To be done -> Search the material for the string "scattering" and copy each line where it occurs.

....................

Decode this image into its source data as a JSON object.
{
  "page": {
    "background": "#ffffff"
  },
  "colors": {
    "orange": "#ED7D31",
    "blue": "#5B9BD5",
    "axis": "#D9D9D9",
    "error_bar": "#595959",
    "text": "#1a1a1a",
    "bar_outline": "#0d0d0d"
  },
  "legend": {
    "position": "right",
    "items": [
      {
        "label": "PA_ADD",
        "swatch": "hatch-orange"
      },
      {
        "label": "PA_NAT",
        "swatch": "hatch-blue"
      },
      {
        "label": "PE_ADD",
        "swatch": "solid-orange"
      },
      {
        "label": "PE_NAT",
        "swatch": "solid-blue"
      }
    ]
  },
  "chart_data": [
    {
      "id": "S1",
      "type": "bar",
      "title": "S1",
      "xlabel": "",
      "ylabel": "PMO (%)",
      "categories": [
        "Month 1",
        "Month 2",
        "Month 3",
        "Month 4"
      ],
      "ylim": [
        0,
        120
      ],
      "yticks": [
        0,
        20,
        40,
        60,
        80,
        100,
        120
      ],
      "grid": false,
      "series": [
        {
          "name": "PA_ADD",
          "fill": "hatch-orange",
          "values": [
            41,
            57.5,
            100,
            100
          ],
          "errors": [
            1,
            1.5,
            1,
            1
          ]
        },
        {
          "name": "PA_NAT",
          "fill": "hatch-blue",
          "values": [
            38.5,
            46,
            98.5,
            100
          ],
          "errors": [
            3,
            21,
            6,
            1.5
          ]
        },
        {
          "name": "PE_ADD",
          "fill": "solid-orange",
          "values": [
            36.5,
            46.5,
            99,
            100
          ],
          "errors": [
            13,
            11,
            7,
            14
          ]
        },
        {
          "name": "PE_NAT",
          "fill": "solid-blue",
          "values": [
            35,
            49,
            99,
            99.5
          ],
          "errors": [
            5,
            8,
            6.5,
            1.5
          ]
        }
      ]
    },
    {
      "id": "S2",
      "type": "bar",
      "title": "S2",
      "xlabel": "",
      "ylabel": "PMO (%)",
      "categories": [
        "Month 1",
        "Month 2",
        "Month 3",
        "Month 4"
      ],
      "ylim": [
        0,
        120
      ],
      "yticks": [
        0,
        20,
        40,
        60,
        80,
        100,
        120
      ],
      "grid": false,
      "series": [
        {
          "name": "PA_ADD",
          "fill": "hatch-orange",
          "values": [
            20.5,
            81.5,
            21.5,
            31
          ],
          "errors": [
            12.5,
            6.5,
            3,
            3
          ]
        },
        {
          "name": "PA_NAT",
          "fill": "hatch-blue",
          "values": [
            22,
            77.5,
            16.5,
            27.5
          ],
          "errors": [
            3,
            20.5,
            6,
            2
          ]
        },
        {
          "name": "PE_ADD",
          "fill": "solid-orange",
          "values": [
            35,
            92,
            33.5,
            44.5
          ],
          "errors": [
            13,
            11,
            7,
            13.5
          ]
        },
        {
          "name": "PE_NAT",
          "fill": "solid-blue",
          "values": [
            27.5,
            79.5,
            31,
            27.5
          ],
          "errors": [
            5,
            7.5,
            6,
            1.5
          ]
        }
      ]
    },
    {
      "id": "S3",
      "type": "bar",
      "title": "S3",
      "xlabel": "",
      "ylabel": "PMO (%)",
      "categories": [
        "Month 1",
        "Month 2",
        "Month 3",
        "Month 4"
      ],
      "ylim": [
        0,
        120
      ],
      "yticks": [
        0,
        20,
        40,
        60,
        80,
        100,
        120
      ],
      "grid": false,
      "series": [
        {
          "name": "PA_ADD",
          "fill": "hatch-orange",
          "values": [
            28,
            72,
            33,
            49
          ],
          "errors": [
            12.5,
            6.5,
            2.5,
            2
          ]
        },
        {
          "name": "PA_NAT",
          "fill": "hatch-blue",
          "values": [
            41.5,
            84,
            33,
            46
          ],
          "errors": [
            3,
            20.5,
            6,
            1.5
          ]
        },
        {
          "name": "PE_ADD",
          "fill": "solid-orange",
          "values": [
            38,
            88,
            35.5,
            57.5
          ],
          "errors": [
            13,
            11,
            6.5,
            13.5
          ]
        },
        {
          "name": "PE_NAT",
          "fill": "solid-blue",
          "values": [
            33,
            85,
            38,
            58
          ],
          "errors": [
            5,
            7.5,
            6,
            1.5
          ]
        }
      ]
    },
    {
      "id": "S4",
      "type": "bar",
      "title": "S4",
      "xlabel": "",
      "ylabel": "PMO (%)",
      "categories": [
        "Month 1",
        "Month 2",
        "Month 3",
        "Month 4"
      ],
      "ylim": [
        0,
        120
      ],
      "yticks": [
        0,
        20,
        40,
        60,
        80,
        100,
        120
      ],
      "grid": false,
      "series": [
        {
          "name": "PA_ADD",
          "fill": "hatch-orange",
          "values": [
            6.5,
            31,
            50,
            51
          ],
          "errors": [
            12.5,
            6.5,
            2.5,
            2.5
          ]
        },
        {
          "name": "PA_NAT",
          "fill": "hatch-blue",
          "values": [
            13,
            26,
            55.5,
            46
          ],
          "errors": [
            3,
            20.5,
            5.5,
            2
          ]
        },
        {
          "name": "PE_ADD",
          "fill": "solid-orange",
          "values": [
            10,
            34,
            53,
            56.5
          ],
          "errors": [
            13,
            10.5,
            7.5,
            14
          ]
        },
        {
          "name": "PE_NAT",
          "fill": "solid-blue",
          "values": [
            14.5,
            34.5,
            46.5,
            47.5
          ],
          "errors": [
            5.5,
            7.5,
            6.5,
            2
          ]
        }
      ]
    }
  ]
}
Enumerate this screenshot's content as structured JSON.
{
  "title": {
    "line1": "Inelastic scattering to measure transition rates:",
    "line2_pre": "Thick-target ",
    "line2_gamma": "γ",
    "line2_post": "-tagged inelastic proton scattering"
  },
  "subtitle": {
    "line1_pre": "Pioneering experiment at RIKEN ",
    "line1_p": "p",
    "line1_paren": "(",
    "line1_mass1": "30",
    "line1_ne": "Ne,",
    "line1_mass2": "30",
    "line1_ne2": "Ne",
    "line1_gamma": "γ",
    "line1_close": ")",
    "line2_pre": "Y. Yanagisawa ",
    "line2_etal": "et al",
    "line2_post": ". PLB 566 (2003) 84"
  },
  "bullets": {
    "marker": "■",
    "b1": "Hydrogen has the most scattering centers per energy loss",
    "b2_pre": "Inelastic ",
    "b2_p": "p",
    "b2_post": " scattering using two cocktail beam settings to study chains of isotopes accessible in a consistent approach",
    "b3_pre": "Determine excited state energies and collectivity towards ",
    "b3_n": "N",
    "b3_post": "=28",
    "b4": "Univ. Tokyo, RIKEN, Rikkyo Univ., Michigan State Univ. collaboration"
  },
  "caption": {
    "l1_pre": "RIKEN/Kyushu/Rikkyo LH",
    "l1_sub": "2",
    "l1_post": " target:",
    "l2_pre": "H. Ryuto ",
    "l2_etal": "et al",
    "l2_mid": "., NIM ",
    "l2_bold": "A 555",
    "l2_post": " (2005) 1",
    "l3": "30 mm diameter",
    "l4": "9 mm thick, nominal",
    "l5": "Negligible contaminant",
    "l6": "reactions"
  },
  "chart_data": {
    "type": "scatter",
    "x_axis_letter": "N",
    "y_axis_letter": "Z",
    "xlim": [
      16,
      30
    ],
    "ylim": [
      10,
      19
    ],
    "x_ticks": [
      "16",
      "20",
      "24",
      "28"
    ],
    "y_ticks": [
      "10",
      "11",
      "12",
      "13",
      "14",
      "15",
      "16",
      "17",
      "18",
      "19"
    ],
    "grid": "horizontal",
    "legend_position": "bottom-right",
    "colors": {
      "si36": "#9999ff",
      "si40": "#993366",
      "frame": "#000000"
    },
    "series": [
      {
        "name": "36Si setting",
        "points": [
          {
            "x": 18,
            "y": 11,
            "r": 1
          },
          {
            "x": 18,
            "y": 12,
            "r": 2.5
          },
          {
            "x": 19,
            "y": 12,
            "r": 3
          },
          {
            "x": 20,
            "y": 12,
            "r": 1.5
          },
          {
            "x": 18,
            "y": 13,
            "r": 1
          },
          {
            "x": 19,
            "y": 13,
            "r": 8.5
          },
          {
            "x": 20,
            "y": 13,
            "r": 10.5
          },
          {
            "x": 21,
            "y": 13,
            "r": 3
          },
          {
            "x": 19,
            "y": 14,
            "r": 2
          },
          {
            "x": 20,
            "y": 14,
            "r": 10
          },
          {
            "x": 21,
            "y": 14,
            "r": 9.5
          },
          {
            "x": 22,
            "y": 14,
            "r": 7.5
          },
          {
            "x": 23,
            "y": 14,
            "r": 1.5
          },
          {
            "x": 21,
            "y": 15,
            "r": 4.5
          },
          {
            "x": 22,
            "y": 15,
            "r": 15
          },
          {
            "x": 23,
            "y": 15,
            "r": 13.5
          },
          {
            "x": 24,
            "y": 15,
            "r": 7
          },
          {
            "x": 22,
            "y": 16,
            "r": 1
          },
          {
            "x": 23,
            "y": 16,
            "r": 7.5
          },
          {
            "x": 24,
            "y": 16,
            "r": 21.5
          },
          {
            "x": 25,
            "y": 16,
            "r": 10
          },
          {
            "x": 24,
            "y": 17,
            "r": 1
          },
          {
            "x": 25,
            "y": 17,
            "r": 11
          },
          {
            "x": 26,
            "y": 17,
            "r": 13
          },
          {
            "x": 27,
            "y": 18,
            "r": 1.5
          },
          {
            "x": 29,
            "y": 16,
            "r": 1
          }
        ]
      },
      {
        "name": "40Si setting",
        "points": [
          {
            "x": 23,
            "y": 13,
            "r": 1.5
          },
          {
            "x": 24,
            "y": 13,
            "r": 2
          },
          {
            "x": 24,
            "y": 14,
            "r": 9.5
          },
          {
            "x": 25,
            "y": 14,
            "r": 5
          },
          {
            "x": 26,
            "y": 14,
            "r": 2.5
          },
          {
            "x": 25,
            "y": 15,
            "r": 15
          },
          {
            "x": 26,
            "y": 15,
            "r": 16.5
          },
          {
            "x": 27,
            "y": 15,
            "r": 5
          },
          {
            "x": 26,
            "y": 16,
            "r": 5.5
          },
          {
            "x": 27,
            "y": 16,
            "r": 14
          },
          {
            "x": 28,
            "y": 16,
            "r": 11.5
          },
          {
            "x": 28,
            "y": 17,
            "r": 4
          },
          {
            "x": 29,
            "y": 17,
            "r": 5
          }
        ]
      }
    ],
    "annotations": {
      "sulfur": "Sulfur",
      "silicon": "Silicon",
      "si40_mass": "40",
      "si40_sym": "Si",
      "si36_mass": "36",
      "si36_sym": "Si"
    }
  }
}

....................

Full response ->
    "line1": "Inelastic scattering to measure transition rates:",
    "line2_post": "-tagged inelastic proton scattering"
    "b1": "Hydrogen has the most scattering centers per energy loss",
    "b2_post": " scattering using two cocktail beam settings to study chains of isotopes accessible in a consistent approach",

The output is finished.